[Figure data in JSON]
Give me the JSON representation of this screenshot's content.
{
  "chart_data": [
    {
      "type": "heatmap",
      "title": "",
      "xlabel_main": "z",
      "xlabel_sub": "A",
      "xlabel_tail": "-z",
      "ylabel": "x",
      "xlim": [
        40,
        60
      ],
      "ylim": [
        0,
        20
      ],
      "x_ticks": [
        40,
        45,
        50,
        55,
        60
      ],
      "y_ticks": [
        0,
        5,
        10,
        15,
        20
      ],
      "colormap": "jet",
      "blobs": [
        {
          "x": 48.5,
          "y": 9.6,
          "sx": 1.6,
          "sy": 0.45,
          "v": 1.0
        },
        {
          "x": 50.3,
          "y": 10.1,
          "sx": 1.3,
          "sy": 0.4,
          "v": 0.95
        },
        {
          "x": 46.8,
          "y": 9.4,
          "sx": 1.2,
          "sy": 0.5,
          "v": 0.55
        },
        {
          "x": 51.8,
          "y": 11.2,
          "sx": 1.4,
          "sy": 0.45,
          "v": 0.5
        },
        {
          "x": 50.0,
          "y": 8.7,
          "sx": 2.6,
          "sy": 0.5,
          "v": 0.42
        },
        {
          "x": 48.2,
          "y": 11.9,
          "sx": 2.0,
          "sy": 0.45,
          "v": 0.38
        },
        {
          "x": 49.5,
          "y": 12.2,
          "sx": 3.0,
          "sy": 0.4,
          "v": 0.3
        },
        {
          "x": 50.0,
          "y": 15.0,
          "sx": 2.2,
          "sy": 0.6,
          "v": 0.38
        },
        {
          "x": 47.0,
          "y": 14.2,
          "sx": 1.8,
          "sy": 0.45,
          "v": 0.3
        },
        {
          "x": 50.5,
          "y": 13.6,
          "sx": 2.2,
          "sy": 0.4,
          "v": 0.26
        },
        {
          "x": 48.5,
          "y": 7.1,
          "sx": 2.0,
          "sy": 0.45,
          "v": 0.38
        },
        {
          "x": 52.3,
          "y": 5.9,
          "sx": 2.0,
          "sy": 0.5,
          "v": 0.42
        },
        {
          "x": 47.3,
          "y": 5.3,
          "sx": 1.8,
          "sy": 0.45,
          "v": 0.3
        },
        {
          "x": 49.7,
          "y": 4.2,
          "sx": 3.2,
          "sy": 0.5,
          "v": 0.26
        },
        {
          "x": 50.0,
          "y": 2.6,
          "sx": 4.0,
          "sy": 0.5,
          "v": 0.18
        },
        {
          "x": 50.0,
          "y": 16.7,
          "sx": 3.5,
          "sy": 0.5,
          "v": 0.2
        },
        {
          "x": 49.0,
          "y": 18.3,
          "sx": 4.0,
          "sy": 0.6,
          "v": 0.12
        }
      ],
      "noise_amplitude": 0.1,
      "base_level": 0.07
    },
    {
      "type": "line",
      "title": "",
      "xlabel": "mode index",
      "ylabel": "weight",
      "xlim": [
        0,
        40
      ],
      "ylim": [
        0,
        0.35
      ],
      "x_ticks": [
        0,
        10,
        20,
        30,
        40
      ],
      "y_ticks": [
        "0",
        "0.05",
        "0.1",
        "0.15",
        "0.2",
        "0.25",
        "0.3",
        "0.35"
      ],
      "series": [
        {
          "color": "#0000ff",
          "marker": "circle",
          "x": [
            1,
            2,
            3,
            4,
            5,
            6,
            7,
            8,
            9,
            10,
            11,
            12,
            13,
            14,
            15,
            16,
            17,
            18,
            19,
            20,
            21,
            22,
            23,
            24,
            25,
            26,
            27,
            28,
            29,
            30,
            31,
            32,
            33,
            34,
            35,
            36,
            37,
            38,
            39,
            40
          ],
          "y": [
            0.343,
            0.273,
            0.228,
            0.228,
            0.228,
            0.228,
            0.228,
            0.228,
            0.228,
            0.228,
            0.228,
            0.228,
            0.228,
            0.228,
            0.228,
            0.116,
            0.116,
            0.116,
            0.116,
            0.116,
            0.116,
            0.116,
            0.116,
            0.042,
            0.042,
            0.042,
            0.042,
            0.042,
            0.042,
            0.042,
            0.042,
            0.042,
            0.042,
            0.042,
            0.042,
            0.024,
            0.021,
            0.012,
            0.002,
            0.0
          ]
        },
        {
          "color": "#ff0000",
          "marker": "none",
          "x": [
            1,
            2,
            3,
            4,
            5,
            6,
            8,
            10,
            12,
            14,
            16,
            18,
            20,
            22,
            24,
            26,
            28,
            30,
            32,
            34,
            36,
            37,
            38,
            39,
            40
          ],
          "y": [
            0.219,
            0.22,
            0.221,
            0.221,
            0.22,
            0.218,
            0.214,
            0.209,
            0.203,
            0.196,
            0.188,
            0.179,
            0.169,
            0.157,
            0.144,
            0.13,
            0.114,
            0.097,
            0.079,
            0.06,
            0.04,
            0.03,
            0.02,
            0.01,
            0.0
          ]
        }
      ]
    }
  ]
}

**Stated goal**
Recite the full listing above exactly.

**Written response**
Give me the JSON representation of this screenshot's content.
{
  "chart_data": [
    {
      "type": "heatmap",
      "title": "",
      "xlabel_main": "z",
      "xlabel_sub": "A",
      "xlabel_tail": "-z",
      "ylabel": "x",
      "xlim": [
        40,
        60
      ],
      "ylim": [
        0,
        20
      ],
      "x_ticks": [
        40,
        45,
        50,
        55,
        60
      ],
      "y_ticks": [
        0,
        5,
        10,
        15,
        20
      ],
      "colormap": "jet",
      "blobs": [
        {
          "x": 48.5,
          "y": 9.6,
          "sx": 1.6,
          "sy": 0.45,
          "v": 1.0
        },
        {
          "x": 50.3,
          "y": 10.1,
          "sx": 1.3,
          "sy": 0.4,
          "v": 0.95
        },
        {
          "x": 46.8,
          "y": 9.4,
          "sx": 1.2,
          "sy": 0.5,
          "v": 0.55
        },
        {
          "x": 51.8,
          "y": 11.2,
          "sx": 1.4,
          "sy": 0.45,
          "v": 0.5
        },
        {
          "x": 50.0,
          "y": 8.7,
          "sx": 2.6,
          "sy": 0.5,
          "v": 0.42
        },
        {
          "x": 48.2,
          "y": 11.9,
          "sx": 2.0,
          "sy": 0.45,
          "v": 0.38
        },
        {
          "x": 49.5,
          "y": 12.2,
          "sx": 3.0,
          "sy": 0.4,
          "v": 0.3
        },
        {
          "x": 50.0,
          "y": 15.0,
          "sx": 2.2,
          "sy": 0.6,
          "v": 0.38
        },
        {
          "x": 47.0,
          "y": 14.2,
          "sx": 1.8,
          "sy": 0.45,
          "v": 0.3
        },
        {
          "x": 50.5,
          "y": 13.6,
          "sx": 2.2,
          "sy": 0.4,
          "v": 0.26
        },
        {
          "x": 48.5,
          "y": 7.1,
          "sx": 2.0,
          "sy": 0.45,
          "v": 0.38
        },
        {
          "x": 52.3,
          "y": 5.9,
          "sx": 2.0,
          "sy": 0.5,
          "v": 0.42
        },
        {
          "x": 47.3,
          "y": 5.3,
          "sx": 1.8,
          "sy": 0.45,
          "v": 0.3
        },
        {
          "x": 49.7,
          "y": 4.2,
          "sx": 3.2,
          "sy": 0.5,
          "v": 0.26
        },
        {
          "x": 50.0,
          "y": 2.6,
          "sx": 4.0,
          "sy": 0.5,
          "v": 0.18
        },
        {
          "x": 50.0,
          "y": 16.7,
          "sx": 3.5,
          "sy": 0.5,
          "v": 0.2
        },
        {
          "x": 49.0,
          "y": 18.3,
          "sx": 4.0,
          "sy": 0.6,
          "v": 0.12
        }
      ],
      "noise_amplitude": 0.1,
      "base_level": 0.07
    },
    {
      "type": "line",
      "title": "",
      "xlabel": "mode index",
      "ylabel": "weight",
      "xlim": [
        0,
        40
      ],
      "ylim": [
        0,
        0.35
      ],
      "x_ticks": [
        0,
        10,
        20,
        30,
        40
      ],
      "y_ticks": [
        "0",
        "0.05",
        "0.1",
        "0.15",
        "0.2",
        "0.25",
        "0.3",
        "0.35"
      ],
      "series": [
        {
          "color": "#0000ff",
          "marker": "circle",
          "x": [
            1,
            2,
            3,
            4,
            5,
            6,
            7,
            8,
            9,
            10,
            11,
            12,
            13,
            14,
            15,
            16,
            17,
            18,
            19,
            20,
            21,
            22,
            23,
            24,
            25,
            26,
            27,
            28,
            29,
            30,
            31,
            32,
            33,
            34,
            35,
            36,
            37,
            38,
            39,
            40
          ],
          "y": [
            0.343,
            0.273,
            0.228,
            0.228,
            0.228,
            0.228,
            0.228,
            0.228,
            0.228,
            0.228,
            0.228,
            0.228,
            0.228,
            0.228,
            0.228,
            0.116,
            0.116,
            0.116,
            0.116,
            0.116,
            0.116,
            0.116,
            0.116,
            0.042,
            0.042,
            0.042,
            0.042,
            0.042,
            0.042,
            0.042,
            0.042,
            0.042,
            0.042,
            0.042,
            0.042,
            0.024,
            0.021,
            0.012,
            0.002,
            0.0
          ]
        },
        {
          "color": "#ff0000",
          "marker": "none",
          "x": [
            1,
            2,
            3,
            4,
            5,
            6,
            8,
            10,
            12,
            14,
            16,
            18,
            20,
            22,
            24,
            26,
            28,
            30,
            32,
            34,
            36,
            37,
            38,
            39,
            40
          ],
          "y": [
            0.219,
            0.22,
            0.221,
            0.221,
            0.22,
            0.218,
            0.214,
            0.209,
            0.203,
            0.196,
            0.188,
            0.179,
            0.169,
            0.157,
            0.144,
            0.13,
            0.114,
            0.097,
            0.079,
            0.06,
            0.04,
            0.03,
            0.02,
            0.01,
            0.0
          ]
        }
      ]
    }
  ]
}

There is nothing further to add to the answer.